Task: Entries follow. Set all of them down as they stand.

Records to use:
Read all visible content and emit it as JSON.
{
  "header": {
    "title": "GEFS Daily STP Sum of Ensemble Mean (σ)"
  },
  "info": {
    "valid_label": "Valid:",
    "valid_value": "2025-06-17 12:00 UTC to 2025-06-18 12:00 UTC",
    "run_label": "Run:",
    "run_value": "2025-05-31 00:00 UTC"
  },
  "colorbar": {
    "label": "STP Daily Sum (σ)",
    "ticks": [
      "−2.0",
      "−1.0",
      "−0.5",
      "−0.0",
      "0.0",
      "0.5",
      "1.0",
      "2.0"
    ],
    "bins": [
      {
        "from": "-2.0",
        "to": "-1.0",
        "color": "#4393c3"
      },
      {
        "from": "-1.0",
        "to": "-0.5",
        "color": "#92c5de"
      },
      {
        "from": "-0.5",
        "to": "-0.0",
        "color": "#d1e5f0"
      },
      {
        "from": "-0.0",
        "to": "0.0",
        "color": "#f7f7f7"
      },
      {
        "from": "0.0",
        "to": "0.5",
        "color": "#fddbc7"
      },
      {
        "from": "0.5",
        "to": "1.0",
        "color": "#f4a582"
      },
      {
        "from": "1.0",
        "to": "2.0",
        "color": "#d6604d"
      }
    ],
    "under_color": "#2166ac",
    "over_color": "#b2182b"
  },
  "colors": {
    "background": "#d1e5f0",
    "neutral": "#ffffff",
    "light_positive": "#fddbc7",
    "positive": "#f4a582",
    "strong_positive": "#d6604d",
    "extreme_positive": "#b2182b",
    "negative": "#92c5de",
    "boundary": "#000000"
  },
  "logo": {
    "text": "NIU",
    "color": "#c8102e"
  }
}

Answer for the task:
Read all visible content and emit it as JSON.
{
  "header": {
    "title": "GEFS Daily STP Sum of Ensemble Mean (σ)"
  },
  "info": {
    "valid_label": "Valid:",
    "valid_value": "2025-06-17 12:00 UTC to 2025-06-18 12:00 UTC",
    "run_label": "Run:",
    "run_value": "2025-05-31 00:00 UTC"
  },
  "colorbar": {
    "label": "STP Daily Sum (σ)",
    "ticks": [
      "−2.0",
      "−1.0",
      "−0.5",
      "−0.0",
      "0.0",
      "0.5",
      "1.0",
      "2.0"
    ],
    "bins": [
      {
        "from": "-2.0",
        "to": "-1.0",
        "color": "#4393c3"
      },
      {
        "from": "-1.0",
        "to": "-0.5",
        "color": "#92c5de"
      },
      {
        "from": "-0.5",
        "to": "-0.0",
        "color": "#d1e5f0"
      },
      {
        "from": "-0.0",
        "to": "0.0",
        "color": "#f7f7f7"
      },
      {
        "from": "0.0",
        "to": "0.5",
        "color": "#fddbc7"
      },
      {
        "from": "0.5",
        "to": "1.0",
        "color": "#f4a582"
      },
      {
        "from": "1.0",
        "to": "2.0",
        "color": "#d6604d"
      }
    ],
    "under_color": "#2166ac",
    "over_color": "#b2182b"
  },
  "colors": {
    "background": "#d1e5f0",
    "neutral": "#ffffff",
    "light_positive": "#fddbc7",
    "positive": "#f4a582",
    "strong_positive": "#d6604d",
    "extreme_positive": "#b2182b",
    "negative": "#92c5de",
    "boundary": "#000000"
  },
  "logo": {
    "text": "NIU",
    "color": "#c8102e"
  }
}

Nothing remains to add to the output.